→ **Work to complete**
Return all lines below containing the word "xlabel".

→ **Data to process**
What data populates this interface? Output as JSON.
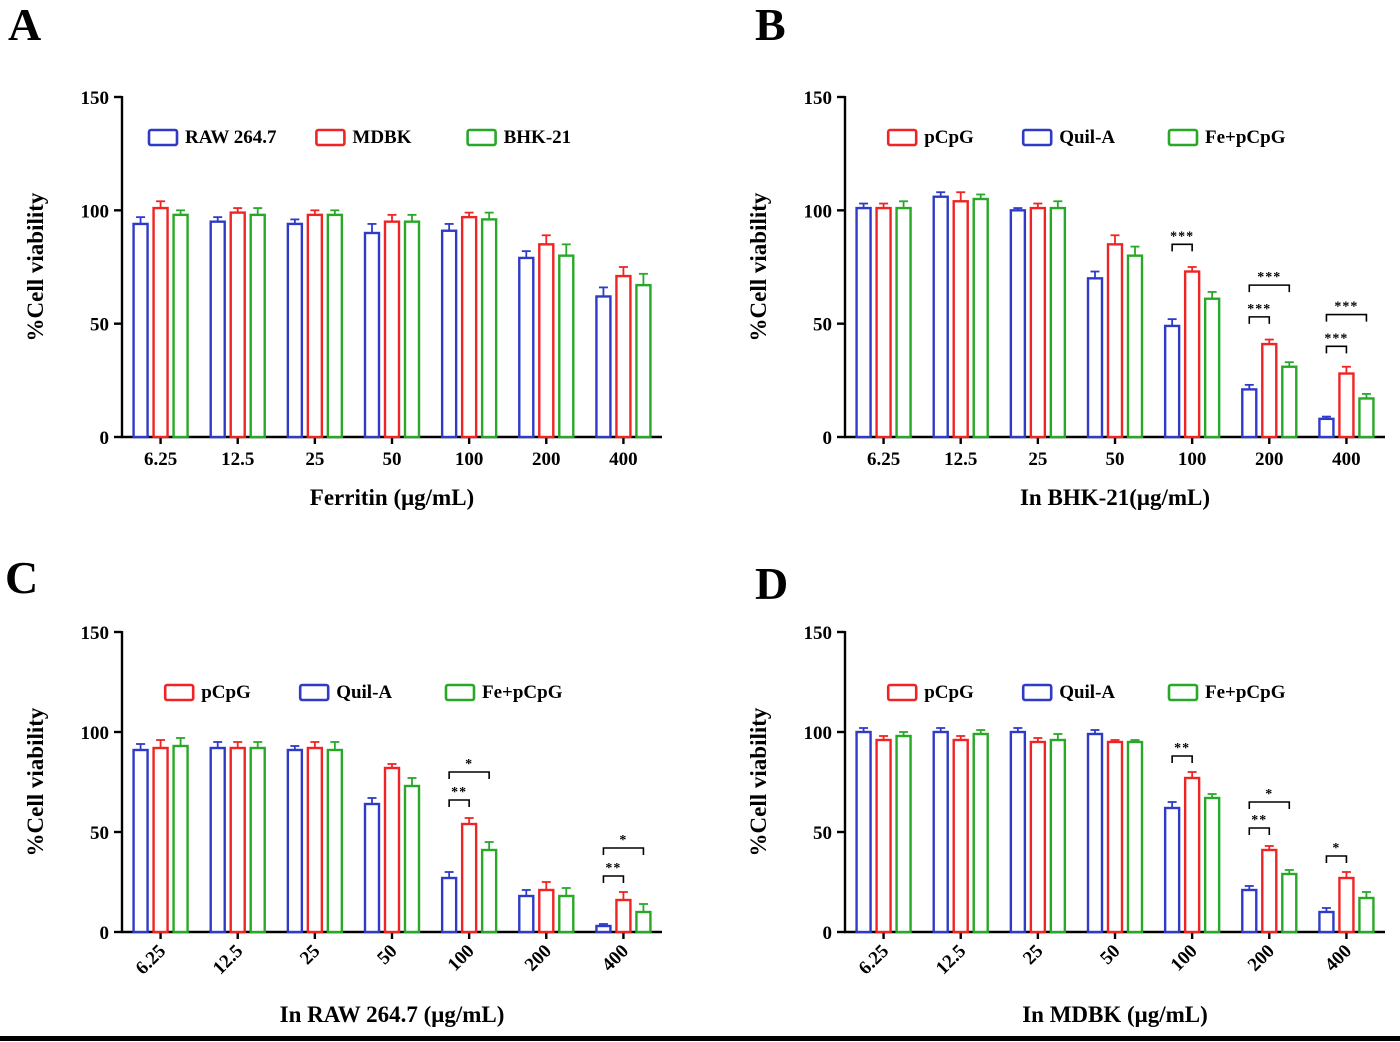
{
  "figure": {
    "colors": {
      "blue": "#2f3bc6",
      "red": "#ee2524",
      "green": "#27a827"
    },
    "axis_color": "#000000",
    "background": "#ffffff"
  },
  "chart_data": [
    {
      "type": "bar",
      "panel_label": "A",
      "ylabel": "%Cell viability",
      "xlabel": "Ferritin (μg/mL)",
      "ylim": [
        0,
        150
      ],
      "yticks": [
        0,
        50,
        100,
        150
      ],
      "categories": [
        "6.25",
        "12.5",
        "25",
        "50",
        "100",
        "200",
        "400"
      ],
      "rotate_xticks": false,
      "legend_position": "top-left",
      "legend": [
        {
          "name": "RAW 264.7",
          "color": "blue"
        },
        {
          "name": "MDBK",
          "color": "red"
        },
        {
          "name": "BHK-21",
          "color": "green"
        }
      ],
      "series": [
        {
          "name": "RAW 264.7",
          "color": "blue",
          "values": [
            94,
            95,
            94,
            90,
            91,
            79,
            62
          ],
          "errors": [
            3,
            2,
            2,
            4,
            3,
            3,
            4
          ]
        },
        {
          "name": "MDBK",
          "color": "red",
          "values": [
            101,
            99,
            98,
            95,
            97,
            85,
            71
          ],
          "errors": [
            3,
            2,
            2,
            3,
            2,
            4,
            4
          ]
        },
        {
          "name": "BHK-21",
          "color": "green",
          "values": [
            98,
            98,
            98,
            95,
            96,
            80,
            67
          ],
          "errors": [
            2,
            3,
            2,
            3,
            3,
            5,
            5
          ]
        }
      ],
      "annotations": []
    },
    {
      "type": "bar",
      "panel_label": "B",
      "ylabel": "%Cell viability",
      "xlabel": "In BHK-21(μg/mL)",
      "ylim": [
        0,
        150
      ],
      "yticks": [
        0,
        50,
        100,
        150
      ],
      "categories": [
        "6.25",
        "12.5",
        "25",
        "50",
        "100",
        "200",
        "400"
      ],
      "rotate_xticks": false,
      "legend_position": "top-center",
      "legend": [
        {
          "name": "pCpG",
          "color": "red"
        },
        {
          "name": "Quil-A",
          "color": "blue"
        },
        {
          "name": "Fe+pCpG",
          "color": "green"
        }
      ],
      "series": [
        {
          "name": "Quil-A",
          "color": "blue",
          "values": [
            101,
            106,
            100,
            70,
            49,
            21,
            8
          ],
          "errors": [
            2,
            2,
            1,
            3,
            3,
            2,
            1
          ]
        },
        {
          "name": "pCpG",
          "color": "red",
          "values": [
            101,
            104,
            101,
            85,
            73,
            41,
            28
          ],
          "errors": [
            2,
            4,
            2,
            4,
            2,
            2,
            3
          ]
        },
        {
          "name": "Fe+pCpG",
          "color": "green",
          "values": [
            101,
            105,
            101,
            80,
            61,
            31,
            17
          ],
          "errors": [
            3,
            2,
            3,
            4,
            3,
            2,
            2
          ]
        }
      ],
      "annotations": [
        {
          "category": "100",
          "from": 0,
          "to": 1,
          "label": "***",
          "y": 85
        },
        {
          "category": "200",
          "from": 0,
          "to": 1,
          "label": "***",
          "y": 53
        },
        {
          "category": "200",
          "from": 0,
          "to": 2,
          "label": "***",
          "y": 67
        },
        {
          "category": "400",
          "from": 0,
          "to": 1,
          "label": "***",
          "y": 40
        },
        {
          "category": "400",
          "from": 0,
          "to": 2,
          "label": "***",
          "y": 54
        }
      ]
    },
    {
      "type": "bar",
      "panel_label": "C",
      "ylabel": "%Cell viability",
      "xlabel": "In RAW 264.7 (μg/mL)",
      "ylim": [
        0,
        150
      ],
      "yticks": [
        0,
        50,
        100,
        150
      ],
      "categories": [
        "6.25",
        "12.5",
        "25",
        "50",
        "100",
        "200",
        "400"
      ],
      "rotate_xticks": true,
      "legend_position": "top-center",
      "legend": [
        {
          "name": "pCpG",
          "color": "red"
        },
        {
          "name": "Quil-A",
          "color": "blue"
        },
        {
          "name": "Fe+pCpG",
          "color": "green"
        }
      ],
      "series": [
        {
          "name": "Quil-A",
          "color": "blue",
          "values": [
            91,
            92,
            91,
            64,
            27,
            18,
            3
          ],
          "errors": [
            3,
            3,
            2,
            3,
            3,
            3,
            1
          ]
        },
        {
          "name": "pCpG",
          "color": "red",
          "values": [
            92,
            92,
            92,
            82,
            54,
            21,
            16
          ],
          "errors": [
            4,
            3,
            3,
            2,
            3,
            4,
            4
          ]
        },
        {
          "name": "Fe+pCpG",
          "color": "green",
          "values": [
            93,
            92,
            91,
            73,
            41,
            18,
            10
          ],
          "errors": [
            4,
            3,
            4,
            4,
            4,
            4,
            4
          ]
        }
      ],
      "annotations": [
        {
          "category": "100",
          "from": 0,
          "to": 1,
          "label": "**",
          "y": 66
        },
        {
          "category": "100",
          "from": 0,
          "to": 2,
          "label": "*",
          "y": 80
        },
        {
          "category": "400",
          "from": 0,
          "to": 1,
          "label": "**",
          "y": 28
        },
        {
          "category": "400",
          "from": 0,
          "to": 2,
          "label": "*",
          "y": 42
        }
      ]
    },
    {
      "type": "bar",
      "panel_label": "D",
      "ylabel": "%Cell viability",
      "xlabel": "In MDBK (μg/mL)",
      "ylim": [
        0,
        150
      ],
      "yticks": [
        0,
        50,
        100,
        150
      ],
      "categories": [
        "6.25",
        "12.5",
        "25",
        "50",
        "100",
        "200",
        "400"
      ],
      "rotate_xticks": true,
      "legend_position": "top-center",
      "legend": [
        {
          "name": "pCpG",
          "color": "red"
        },
        {
          "name": "Quil-A",
          "color": "blue"
        },
        {
          "name": "Fe+pCpG",
          "color": "green"
        }
      ],
      "series": [
        {
          "name": "Quil-A",
          "color": "blue",
          "values": [
            100,
            100,
            100,
            99,
            62,
            21,
            10
          ],
          "errors": [
            2,
            2,
            2,
            2,
            3,
            2,
            2
          ]
        },
        {
          "name": "pCpG",
          "color": "red",
          "values": [
            96,
            96,
            95,
            95,
            77,
            41,
            27
          ],
          "errors": [
            2,
            2,
            2,
            1,
            3,
            2,
            3
          ]
        },
        {
          "name": "Fe+pCpG",
          "color": "green",
          "values": [
            98,
            99,
            96,
            95,
            67,
            29,
            17
          ],
          "errors": [
            2,
            2,
            3,
            1,
            2,
            2,
            3
          ]
        }
      ],
      "annotations": [
        {
          "category": "100",
          "from": 0,
          "to": 1,
          "label": "**",
          "y": 88
        },
        {
          "category": "200",
          "from": 0,
          "to": 1,
          "label": "**",
          "y": 52
        },
        {
          "category": "200",
          "from": 0,
          "to": 2,
          "label": "*",
          "y": 65
        },
        {
          "category": "400",
          "from": 0,
          "to": 1,
          "label": "*",
          "y": 38
        }
      ]
    }
  ]
}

→ **Solution**
      "xlabel": "Ferritin (μg/mL)",
      "xlabel": "In BHK-21(μg/mL)",
      "xlabel": "In RAW 264.7 (μg/mL)",
      "xlabel": "In MDBK (μg/mL)",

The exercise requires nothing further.